* _Exercise goal_: Provide an exact transcription of all the records.
· · · · ·
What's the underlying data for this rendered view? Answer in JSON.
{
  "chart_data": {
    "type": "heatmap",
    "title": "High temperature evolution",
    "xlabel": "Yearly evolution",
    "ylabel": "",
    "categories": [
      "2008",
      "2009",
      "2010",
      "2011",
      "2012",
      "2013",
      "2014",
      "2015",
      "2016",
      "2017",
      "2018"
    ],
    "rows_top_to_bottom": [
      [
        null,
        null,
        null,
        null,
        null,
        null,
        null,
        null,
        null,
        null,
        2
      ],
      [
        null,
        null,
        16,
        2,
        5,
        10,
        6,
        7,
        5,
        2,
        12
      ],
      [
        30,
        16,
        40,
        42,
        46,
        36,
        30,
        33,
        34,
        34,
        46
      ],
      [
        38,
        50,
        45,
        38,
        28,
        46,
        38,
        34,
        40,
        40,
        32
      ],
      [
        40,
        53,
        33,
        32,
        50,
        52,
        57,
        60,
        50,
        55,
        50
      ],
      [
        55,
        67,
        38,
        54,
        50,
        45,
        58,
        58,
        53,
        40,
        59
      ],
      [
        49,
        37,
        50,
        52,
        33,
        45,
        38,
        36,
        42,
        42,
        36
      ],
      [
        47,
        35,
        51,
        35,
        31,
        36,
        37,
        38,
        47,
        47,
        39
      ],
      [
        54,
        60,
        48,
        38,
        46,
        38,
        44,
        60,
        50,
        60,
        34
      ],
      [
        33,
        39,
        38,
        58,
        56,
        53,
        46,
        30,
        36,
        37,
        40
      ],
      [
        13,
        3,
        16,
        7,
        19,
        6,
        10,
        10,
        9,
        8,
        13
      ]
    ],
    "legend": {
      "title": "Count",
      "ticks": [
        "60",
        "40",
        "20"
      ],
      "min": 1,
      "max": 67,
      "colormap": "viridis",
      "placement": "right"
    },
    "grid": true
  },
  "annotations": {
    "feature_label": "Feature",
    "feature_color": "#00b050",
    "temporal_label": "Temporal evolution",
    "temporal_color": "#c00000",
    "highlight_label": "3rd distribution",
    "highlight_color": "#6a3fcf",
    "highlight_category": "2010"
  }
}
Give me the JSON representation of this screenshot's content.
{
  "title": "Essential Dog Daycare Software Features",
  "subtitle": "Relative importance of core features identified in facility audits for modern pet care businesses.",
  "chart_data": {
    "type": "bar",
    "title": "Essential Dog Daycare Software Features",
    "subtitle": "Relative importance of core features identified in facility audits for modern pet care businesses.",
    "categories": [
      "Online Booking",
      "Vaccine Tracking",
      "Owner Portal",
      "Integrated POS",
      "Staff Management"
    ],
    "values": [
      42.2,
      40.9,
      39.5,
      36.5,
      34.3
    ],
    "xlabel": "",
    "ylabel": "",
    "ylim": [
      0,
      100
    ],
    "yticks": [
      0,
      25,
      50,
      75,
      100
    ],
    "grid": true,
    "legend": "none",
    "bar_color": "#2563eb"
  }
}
· · · · ·
* _Problem solution_:
What's the underlying data for this rendered view? Answer in JSON.
{
  "chart_data": {
    "type": "heatmap",
    "title": "High temperature evolution",
    "xlabel": "Yearly evolution",
    "ylabel": "",
    "categories": [
      "2008",
      "2009",
      "2010",
      "2011",
      "2012",
      "2013",
      "2014",
      "2015",
      "2016",
      "2017",
      "2018"
    ],
    "rows_top_to_bottom": [
      [
        null,
        null,
        null,
        null,
        null,
        null,
        null,
        null,
        null,
        null,
        2
      ],
      [
        null,
        null,
        16,
        2,
        5,
        10,
        6,
        7,
        5,
        2,
        12
      ],
      [
        30,
        16,
        40,
        42,
        46,
        36,
        30,
        33,
        34,
        34,
        46
      ],
      [
        38,
        50,
        45,
        38,
        28,
        46,
        38,
        34,
        40,
        40,
        32
      ],
      [
        40,
        53,
        33,
        32,
        50,
        52,
        57,
        60,
        50,
        55,
        50
      ],
      [
        55,
        67,
        38,
        54,
        50,
        45,
        58,
        58,
        53,
        40,
        59
      ],
      [
        49,
        37,
        50,
        52,
        33,
        45,
        38,
        36,
        42,
        42,
        36
      ],
      [
        47,
        35,
        51,
        35,
        31,
        36,
        37,
        38,
        47,
        47,
        39
      ],
      [
        54,
        60,
        48,
        38,
        46,
        38,
        44,
        60,
        50,
        60,
        34
      ],
      [
        33,
        39,
        38,
        58,
        56,
        53,
        46,
        30,
        36,
        37,
        40
      ],
      [
        13,
        3,
        16,
        7,
        19,
        6,
        10,
        10,
        9,
        8,
        13
      ]
    ],
    "legend": {
      "title": "Count",
      "ticks": [
        "60",
        "40",
        "20"
      ],
      "min": 1,
      "max": 67,
      "colormap": "viridis",
      "placement": "right"
    },
    "grid": true
  },
  "annotations": {
    "feature_label": "Feature",
    "feature_color": "#00b050",
    "temporal_label": "Temporal evolution",
    "temporal_color": "#c00000",
    "highlight_label": "3rd distribution",
    "highlight_color": "#6a3fcf",
    "highlight_category": "2010"
  }
}
Give me the JSON representation of this screenshot's content.
{
  "title": "Essential Dog Daycare Software Features",
  "subtitle": "Relative importance of core features identified in facility audits for modern pet care businesses.",
  "chart_data": {
    "type": "bar",
    "title": "Essential Dog Daycare Software Features",
    "subtitle": "Relative importance of core features identified in facility audits for modern pet care businesses.",
    "categories": [
      "Online Booking",
      "Vaccine Tracking",
      "Owner Portal",
      "Integrated POS",
      "Staff Management"
    ],
    "values": [
      42.2,
      40.9,
      39.5,
      36.5,
      34.3
    ],
    "xlabel": "",
    "ylabel": "",
    "ylim": [
      0,
      100
    ],
    "yticks": [
      0,
      25,
      50,
      75,
      100
    ],
    "grid": true,
    "legend": "none",
    "bar_color": "#2563eb"
  }
}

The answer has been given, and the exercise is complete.